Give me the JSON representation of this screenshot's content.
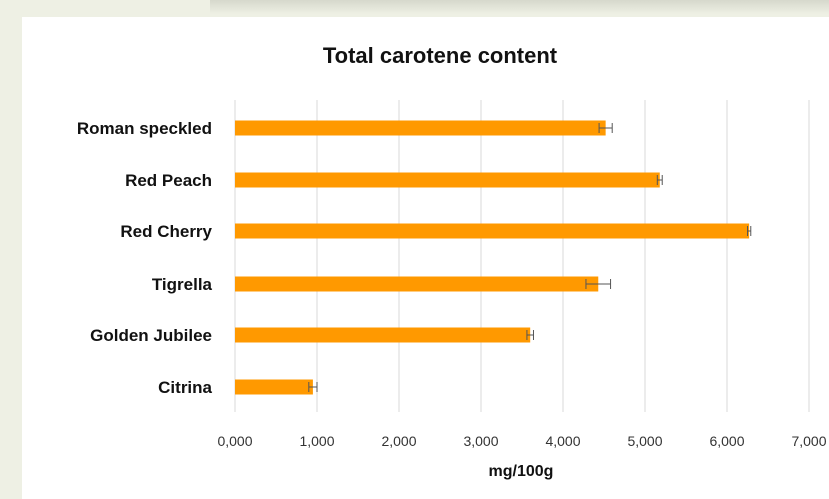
{
  "chart_data": {
    "type": "bar",
    "orientation": "horizontal",
    "title": "Total carotene content",
    "xlabel": "mg/100g",
    "ylabel": "",
    "categories": [
      "Roman speckled",
      "Red Peach",
      "Red Cherry",
      "Tigrella",
      "Golden Jubilee",
      "Citrina"
    ],
    "values": [
      4520,
      5180,
      6270,
      4430,
      3600,
      950
    ],
    "errors": [
      80,
      30,
      20,
      150,
      40,
      50
    ],
    "xlim": [
      0,
      7000
    ],
    "ticks": [
      "0,000",
      "1,000",
      "2,000",
      "3,000",
      "4,000",
      "5,000",
      "6,000",
      "7,000"
    ],
    "bar_color": "#ff9900",
    "grid": "vertical",
    "legend": "none"
  }
}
+++++
Work required -
In the listing, find every line with the word "content" and state how many there are, nothing more.

Result -
2